▶ [Task]: Give all of the lines again, with nothing added or dropped.

▶ [Data provided]:
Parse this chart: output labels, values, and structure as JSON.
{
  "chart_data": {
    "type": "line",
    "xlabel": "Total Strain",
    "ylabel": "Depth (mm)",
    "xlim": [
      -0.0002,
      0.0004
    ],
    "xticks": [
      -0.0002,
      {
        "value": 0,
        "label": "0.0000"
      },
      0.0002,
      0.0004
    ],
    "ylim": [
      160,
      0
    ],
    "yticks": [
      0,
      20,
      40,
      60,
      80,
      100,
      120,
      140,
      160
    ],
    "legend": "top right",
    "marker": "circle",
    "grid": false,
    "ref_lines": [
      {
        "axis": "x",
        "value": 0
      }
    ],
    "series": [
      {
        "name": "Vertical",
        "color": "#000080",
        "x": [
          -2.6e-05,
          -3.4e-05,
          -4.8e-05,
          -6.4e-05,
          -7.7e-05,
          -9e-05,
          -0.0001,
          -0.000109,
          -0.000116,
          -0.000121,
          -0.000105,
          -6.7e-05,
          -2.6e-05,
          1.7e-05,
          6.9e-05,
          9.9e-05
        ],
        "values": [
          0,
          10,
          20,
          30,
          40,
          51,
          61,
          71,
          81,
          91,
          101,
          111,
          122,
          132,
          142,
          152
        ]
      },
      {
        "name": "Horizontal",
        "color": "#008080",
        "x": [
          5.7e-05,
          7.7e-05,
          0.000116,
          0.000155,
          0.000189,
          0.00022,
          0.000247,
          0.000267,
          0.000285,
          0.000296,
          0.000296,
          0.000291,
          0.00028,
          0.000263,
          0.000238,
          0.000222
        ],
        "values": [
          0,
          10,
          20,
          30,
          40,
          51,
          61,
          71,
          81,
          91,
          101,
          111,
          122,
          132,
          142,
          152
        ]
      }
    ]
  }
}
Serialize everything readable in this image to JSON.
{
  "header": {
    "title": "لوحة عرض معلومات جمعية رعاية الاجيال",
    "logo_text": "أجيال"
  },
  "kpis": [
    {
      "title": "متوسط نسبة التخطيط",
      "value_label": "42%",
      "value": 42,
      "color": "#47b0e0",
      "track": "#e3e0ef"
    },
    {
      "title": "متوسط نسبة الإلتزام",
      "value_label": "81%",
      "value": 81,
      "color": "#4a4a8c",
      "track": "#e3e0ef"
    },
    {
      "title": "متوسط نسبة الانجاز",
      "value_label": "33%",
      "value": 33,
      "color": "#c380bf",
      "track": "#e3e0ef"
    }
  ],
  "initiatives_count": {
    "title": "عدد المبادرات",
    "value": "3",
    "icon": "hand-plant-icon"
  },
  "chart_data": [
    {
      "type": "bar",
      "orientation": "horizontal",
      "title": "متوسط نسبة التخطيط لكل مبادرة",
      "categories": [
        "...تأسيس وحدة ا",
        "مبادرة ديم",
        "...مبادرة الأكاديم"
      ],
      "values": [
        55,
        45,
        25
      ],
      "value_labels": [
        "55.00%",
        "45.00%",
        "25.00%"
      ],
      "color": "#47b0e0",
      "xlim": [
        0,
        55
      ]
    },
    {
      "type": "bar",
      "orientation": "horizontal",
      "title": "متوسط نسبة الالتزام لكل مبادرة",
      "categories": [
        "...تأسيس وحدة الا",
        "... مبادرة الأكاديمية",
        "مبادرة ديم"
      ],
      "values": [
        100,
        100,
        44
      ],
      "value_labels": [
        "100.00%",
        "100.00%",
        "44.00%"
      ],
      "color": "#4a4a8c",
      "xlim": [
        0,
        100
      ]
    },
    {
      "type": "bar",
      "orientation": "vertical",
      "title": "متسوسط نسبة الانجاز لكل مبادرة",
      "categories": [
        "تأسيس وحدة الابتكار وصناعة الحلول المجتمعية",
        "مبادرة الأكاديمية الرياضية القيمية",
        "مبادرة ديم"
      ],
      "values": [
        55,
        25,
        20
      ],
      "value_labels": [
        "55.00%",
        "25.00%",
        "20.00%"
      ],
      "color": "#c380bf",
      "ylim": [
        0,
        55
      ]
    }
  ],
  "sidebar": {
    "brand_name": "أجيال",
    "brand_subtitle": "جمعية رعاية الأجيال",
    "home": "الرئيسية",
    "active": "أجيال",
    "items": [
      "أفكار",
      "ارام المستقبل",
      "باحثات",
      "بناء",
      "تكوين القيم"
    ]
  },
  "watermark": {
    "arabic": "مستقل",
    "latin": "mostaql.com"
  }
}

▶ [Response for this exercise]:
Parse this chart: output labels, values, and structure as JSON.
{
  "chart_data": {
    "type": "line",
    "xlabel": "Total Strain",
    "ylabel": "Depth (mm)",
    "xlim": [
      -0.0002,
      0.0004
    ],
    "xticks": [
      -0.0002,
      {
        "value": 0,
        "label": "0.0000"
      },
      0.0002,
      0.0004
    ],
    "ylim": [
      160,
      0
    ],
    "yticks": [
      0,
      20,
      40,
      60,
      80,
      100,
      120,
      140,
      160
    ],
    "legend": "top right",
    "marker": "circle",
    "grid": false,
    "ref_lines": [
      {
        "axis": "x",
        "value": 0
      }
    ],
    "series": [
      {
        "name": "Vertical",
        "color": "#000080",
        "x": [
          -2.6e-05,
          -3.4e-05,
          -4.8e-05,
          -6.4e-05,
          -7.7e-05,
          -9e-05,
          -0.0001,
          -0.000109,
          -0.000116,
          -0.000121,
          -0.000105,
          -6.7e-05,
          -2.6e-05,
          1.7e-05,
          6.9e-05,
          9.9e-05
        ],
        "values": [
          0,
          10,
          20,
          30,
          40,
          51,
          61,
          71,
          81,
          91,
          101,
          111,
          122,
          132,
          142,
          152
        ]
      },
      {
        "name": "Horizontal",
        "color": "#008080",
        "x": [
          5.7e-05,
          7.7e-05,
          0.000116,
          0.000155,
          0.000189,
          0.00022,
          0.000247,
          0.000267,
          0.000285,
          0.000296,
          0.000296,
          0.000291,
          0.00028,
          0.000263,
          0.000238,
          0.000222
        ],
        "values": [
          0,
          10,
          20,
          30,
          40,
          51,
          61,
          71,
          81,
          91,
          101,
          111,
          122,
          132,
          142,
          152
        ]
      }
    ]
  }
}
Serialize everything readable in this image to JSON.
{
  "header": {
    "title": "لوحة عرض معلومات جمعية رعاية الاجيال",
    "logo_text": "أجيال"
  },
  "kpis": [
    {
      "title": "متوسط نسبة التخطيط",
      "value_label": "42%",
      "value": 42,
      "color": "#47b0e0",
      "track": "#e3e0ef"
    },
    {
      "title": "متوسط نسبة الإلتزام",
      "value_label": "81%",
      "value": 81,
      "color": "#4a4a8c",
      "track": "#e3e0ef"
    },
    {
      "title": "متوسط نسبة الانجاز",
      "value_label": "33%",
      "value": 33,
      "color": "#c380bf",
      "track": "#e3e0ef"
    }
  ],
  "initiatives_count": {
    "title": "عدد المبادرات",
    "value": "3",
    "icon": "hand-plant-icon"
  },
  "chart_data": [
    {
      "type": "bar",
      "orientation": "horizontal",
      "title": "متوسط نسبة التخطيط لكل مبادرة",
      "categories": [
        "...تأسيس وحدة ا",
        "مبادرة ديم",
        "...مبادرة الأكاديم"
      ],
      "values": [
        55,
        45,
        25
      ],
      "value_labels": [
        "55.00%",
        "45.00%",
        "25.00%"
      ],
      "color": "#47b0e0",
      "xlim": [
        0,
        55
      ]
    },
    {
      "type": "bar",
      "orientation": "horizontal",
      "title": "متوسط نسبة الالتزام لكل مبادرة",
      "categories": [
        "...تأسيس وحدة الا",
        "... مبادرة الأكاديمية",
        "مبادرة ديم"
      ],
      "values": [
        100,
        100,
        44
      ],
      "value_labels": [
        "100.00%",
        "100.00%",
        "44.00%"
      ],
      "color": "#4a4a8c",
      "xlim": [
        0,
        100
      ]
    },
    {
      "type": "bar",
      "orientation": "vertical",
      "title": "متسوسط نسبة الانجاز لكل مبادرة",
      "categories": [
        "تأسيس وحدة الابتكار وصناعة الحلول المجتمعية",
        "مبادرة الأكاديمية الرياضية القيمية",
        "مبادرة ديم"
      ],
      "values": [
        55,
        25,
        20
      ],
      "value_labels": [
        "55.00%",
        "25.00%",
        "20.00%"
      ],
      "color": "#c380bf",
      "ylim": [
        0,
        55
      ]
    }
  ],
  "sidebar": {
    "brand_name": "أجيال",
    "brand_subtitle": "جمعية رعاية الأجيال",
    "home": "الرئيسية",
    "active": "أجيال",
    "items": [
      "أفكار",
      "ارام المستقبل",
      "باحثات",
      "بناء",
      "تكوين القيم"
    ]
  },
  "watermark": {
    "arabic": "مستقل",
    "latin": "mostaql.com"
  }
}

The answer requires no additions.